REQUIREMENTS: Which lines include the word "保持共产党员先进性"? Copy each of them.

INPUT MATERIAL:
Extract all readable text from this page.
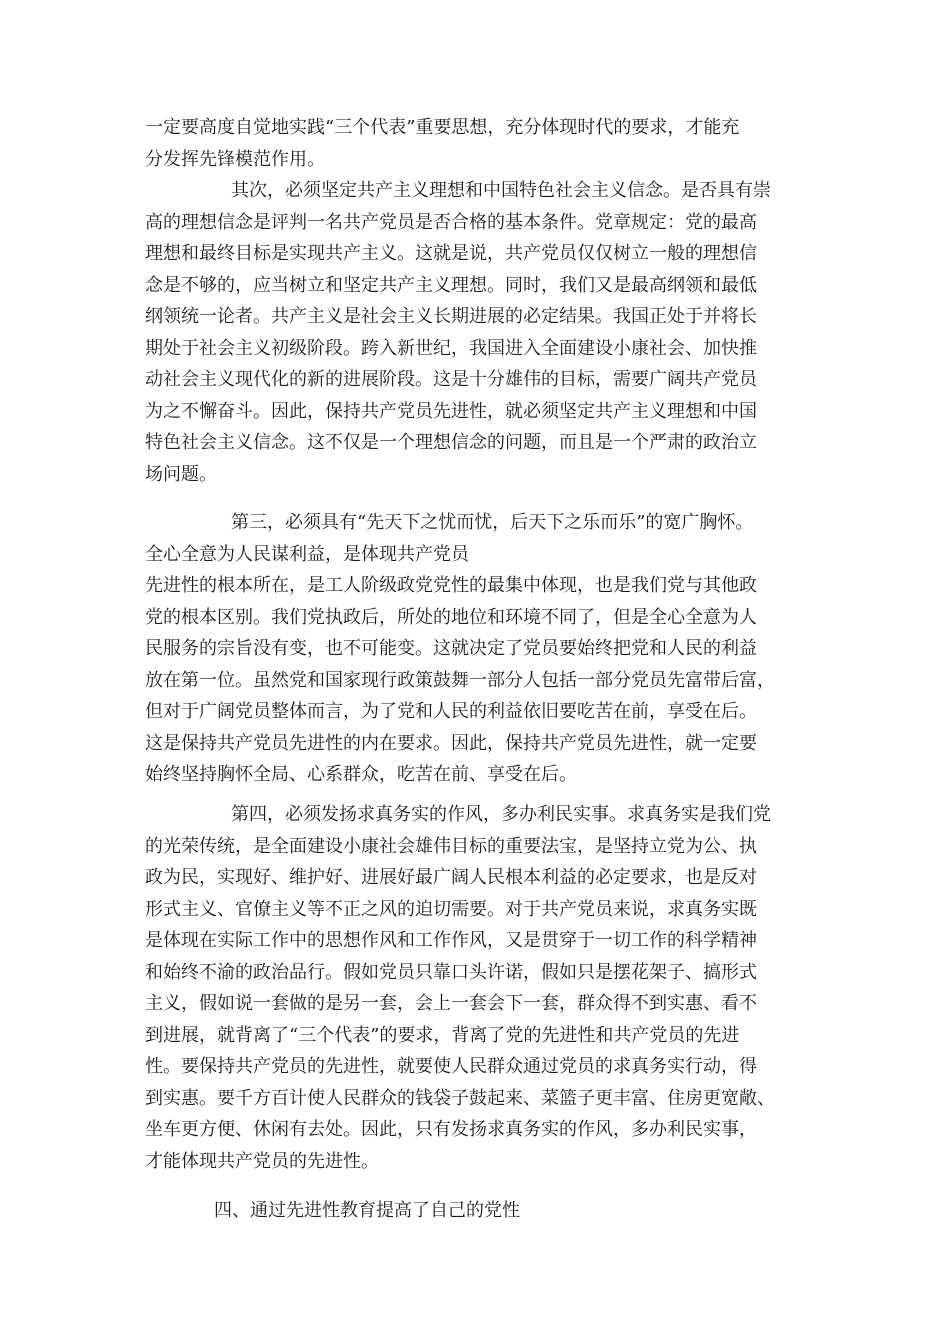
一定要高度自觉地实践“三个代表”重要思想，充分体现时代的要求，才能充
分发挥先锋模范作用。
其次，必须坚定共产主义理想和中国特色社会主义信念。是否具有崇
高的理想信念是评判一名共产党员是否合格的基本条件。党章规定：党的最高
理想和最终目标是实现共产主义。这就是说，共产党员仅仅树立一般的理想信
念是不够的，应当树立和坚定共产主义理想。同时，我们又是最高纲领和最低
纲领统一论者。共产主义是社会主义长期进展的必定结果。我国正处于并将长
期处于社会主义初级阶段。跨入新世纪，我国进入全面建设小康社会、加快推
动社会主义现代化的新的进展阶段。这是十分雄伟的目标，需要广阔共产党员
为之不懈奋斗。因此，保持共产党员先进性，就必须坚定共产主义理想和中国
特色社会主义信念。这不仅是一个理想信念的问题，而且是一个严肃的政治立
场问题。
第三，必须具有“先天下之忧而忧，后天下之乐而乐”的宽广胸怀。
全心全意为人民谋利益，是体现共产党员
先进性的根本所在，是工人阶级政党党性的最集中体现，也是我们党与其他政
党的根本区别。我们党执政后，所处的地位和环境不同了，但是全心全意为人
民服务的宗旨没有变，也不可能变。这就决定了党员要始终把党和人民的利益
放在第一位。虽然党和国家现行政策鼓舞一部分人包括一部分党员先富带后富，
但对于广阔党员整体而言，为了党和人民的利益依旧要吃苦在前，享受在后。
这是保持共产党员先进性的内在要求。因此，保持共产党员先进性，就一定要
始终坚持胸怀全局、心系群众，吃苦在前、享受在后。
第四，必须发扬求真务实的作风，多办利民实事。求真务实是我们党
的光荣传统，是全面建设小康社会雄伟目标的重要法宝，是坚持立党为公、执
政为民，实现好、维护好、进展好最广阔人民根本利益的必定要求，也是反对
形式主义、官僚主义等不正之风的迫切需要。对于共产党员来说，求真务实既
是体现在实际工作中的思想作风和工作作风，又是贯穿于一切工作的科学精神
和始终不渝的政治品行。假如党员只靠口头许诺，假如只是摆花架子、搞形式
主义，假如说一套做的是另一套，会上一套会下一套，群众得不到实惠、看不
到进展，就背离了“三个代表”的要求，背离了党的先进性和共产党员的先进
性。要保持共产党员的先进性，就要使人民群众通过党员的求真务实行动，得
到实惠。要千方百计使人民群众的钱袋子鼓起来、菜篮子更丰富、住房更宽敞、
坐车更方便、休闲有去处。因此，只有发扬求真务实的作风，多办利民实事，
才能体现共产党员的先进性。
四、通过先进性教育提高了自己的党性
---
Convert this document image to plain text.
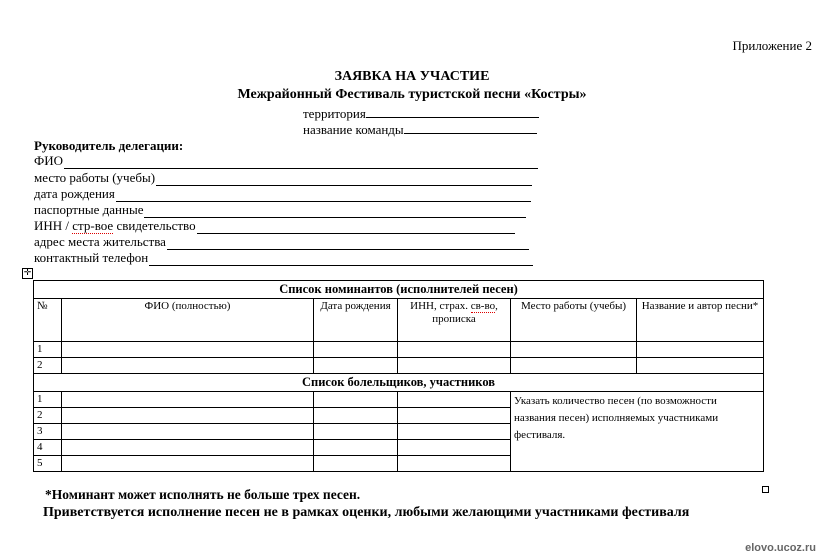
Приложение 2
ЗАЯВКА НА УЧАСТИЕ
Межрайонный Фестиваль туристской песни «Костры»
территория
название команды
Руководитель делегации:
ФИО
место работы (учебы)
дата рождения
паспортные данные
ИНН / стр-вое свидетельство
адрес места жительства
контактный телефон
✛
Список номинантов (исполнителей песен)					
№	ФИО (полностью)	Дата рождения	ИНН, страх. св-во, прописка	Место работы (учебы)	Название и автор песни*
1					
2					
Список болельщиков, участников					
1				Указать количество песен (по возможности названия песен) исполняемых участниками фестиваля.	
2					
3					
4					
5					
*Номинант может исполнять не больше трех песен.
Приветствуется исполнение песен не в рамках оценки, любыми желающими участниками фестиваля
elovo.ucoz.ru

RESULT FOR THIS EXERCISE:
为之不懈奋斗。因此，保持共产党员先进性，就必须坚定共产主义理想和中国
这是保持共产党员先进性的内在要求。因此，保持共产党员先进性，就一定要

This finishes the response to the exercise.